§ **Data lines**
● ● ●

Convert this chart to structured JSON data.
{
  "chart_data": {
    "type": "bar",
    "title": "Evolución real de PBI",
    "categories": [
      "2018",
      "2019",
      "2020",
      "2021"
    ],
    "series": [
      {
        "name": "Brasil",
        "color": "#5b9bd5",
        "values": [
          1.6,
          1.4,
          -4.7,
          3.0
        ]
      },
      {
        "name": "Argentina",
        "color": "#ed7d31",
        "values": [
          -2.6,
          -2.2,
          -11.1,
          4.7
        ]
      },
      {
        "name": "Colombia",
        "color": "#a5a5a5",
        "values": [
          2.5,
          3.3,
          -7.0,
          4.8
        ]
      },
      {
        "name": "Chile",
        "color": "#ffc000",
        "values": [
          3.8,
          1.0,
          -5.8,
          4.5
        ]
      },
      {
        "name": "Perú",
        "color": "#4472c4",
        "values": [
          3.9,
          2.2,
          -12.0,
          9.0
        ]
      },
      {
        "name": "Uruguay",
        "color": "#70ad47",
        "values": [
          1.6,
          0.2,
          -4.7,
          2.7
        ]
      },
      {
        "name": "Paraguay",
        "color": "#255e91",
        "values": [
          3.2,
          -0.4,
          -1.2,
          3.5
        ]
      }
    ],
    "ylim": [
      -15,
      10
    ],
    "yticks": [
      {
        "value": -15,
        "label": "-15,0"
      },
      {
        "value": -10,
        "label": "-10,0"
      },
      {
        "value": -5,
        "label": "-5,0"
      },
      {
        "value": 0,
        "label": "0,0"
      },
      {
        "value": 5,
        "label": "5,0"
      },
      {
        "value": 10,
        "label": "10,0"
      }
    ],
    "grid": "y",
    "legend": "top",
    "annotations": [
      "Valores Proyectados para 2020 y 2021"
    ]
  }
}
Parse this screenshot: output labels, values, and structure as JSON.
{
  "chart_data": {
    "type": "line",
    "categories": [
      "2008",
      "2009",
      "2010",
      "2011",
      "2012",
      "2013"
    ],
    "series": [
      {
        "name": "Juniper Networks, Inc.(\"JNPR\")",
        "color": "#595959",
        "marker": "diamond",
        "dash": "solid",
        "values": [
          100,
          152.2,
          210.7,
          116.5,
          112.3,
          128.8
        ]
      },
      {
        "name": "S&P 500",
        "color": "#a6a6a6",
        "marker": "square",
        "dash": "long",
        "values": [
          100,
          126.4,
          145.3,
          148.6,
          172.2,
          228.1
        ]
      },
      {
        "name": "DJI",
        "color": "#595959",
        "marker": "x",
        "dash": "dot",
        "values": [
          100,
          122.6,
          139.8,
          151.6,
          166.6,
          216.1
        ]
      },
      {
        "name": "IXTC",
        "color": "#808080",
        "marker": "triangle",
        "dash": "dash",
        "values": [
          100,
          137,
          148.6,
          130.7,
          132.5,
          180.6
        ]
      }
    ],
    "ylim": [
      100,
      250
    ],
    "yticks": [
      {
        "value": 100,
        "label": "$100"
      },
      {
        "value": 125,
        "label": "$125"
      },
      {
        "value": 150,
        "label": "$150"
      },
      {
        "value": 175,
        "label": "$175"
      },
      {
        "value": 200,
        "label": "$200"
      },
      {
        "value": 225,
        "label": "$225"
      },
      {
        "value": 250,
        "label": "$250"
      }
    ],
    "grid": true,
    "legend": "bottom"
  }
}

● ● ●

§ **Required work**
Find every line in the records that has the string "name", then state how many there are and nothing else.

§ **Complete response**
11